__Exercise__.
Reproduce the data exactly.

__Provided records__.
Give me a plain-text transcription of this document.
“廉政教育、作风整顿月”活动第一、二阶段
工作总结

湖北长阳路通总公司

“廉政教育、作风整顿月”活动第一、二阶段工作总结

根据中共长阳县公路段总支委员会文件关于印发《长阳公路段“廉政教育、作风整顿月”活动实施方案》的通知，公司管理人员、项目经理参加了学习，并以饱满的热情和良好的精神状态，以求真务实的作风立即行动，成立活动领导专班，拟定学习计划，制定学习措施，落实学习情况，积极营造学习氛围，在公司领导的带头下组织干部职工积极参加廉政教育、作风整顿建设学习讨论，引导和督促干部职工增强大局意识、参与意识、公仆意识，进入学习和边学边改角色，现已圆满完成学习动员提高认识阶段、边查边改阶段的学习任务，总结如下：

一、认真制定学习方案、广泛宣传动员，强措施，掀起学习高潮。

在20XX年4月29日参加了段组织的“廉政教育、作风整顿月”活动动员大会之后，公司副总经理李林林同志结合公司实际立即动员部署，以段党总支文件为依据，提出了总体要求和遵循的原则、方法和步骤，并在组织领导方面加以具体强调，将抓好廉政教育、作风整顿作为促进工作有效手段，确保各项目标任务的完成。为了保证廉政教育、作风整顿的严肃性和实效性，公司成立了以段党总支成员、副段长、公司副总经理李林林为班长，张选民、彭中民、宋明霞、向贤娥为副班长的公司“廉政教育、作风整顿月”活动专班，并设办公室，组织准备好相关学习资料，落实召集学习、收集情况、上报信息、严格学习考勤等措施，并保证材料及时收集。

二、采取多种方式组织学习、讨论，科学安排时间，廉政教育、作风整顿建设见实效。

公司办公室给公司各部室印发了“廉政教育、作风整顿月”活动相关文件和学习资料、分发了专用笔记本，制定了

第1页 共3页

__Task response__.
Give me a plain-text transcription of this document.
“廉政教育、作风整顿月”活动第一、二阶段
工作总结

湖北长阳路通总公司

“廉政教育、作风整顿月”活动第一、二阶段工作总结

根据中共长阳县公路段总支委员会文件关于印发《长阳公路段“廉政教育、作风整顿月”活动实施方案》的通知，公司管理人员、项目经理参加了学习，并以饱满的热情和良好的精神状态，以求真务实的作风立即行动，成立活动领导专班，拟定学习计划，制定学习措施，落实学习情况，积极营造学习氛围，在公司领导的带头下组织干部职工积极参加廉政教育、作风整顿建设学习讨论，引导和督促干部职工增强大局意识、参与意识、公仆意识，进入学习和边学边改角色，现已圆满完成学习动员提高认识阶段、边查边改阶段的学习任务，总结如下：

一、认真制定学习方案、广泛宣传动员，强措施，掀起学习高潮。

在20XX年4月29日参加了段组织的“廉政教育、作风整顿月”活动动员大会之后，公司副总经理李林林同志结合公司实际立即动员部署，以段党总支文件为依据，提出了总体要求和遵循的原则、方法和步骤，并在组织领导方面加以具体强调，将抓好廉政教育、作风整顿作为促进工作有效手段，确保各项目标任务的完成。为了保证廉政教育、作风整顿的严肃性和实效性，公司成立了以段党总支成员、副段长、公司副总经理李林林为班长，张选民、彭中民、宋明霞、向贤娥为副班长的公司“廉政教育、作风整顿月”活动专班，并设办公室，组织准备好相关学习资料，落实召集学习、收集情况、上报信息、严格学习考勤等措施，并保证材料及时收集。

二、采取多种方式组织学习、讨论，科学安排时间，廉政教育、作风整顿建设见实效。

公司办公室给公司各部室印发了“廉政教育、作风整顿月”活动相关文件和学习资料、分发了专用笔记本，制定了

第1页 共3页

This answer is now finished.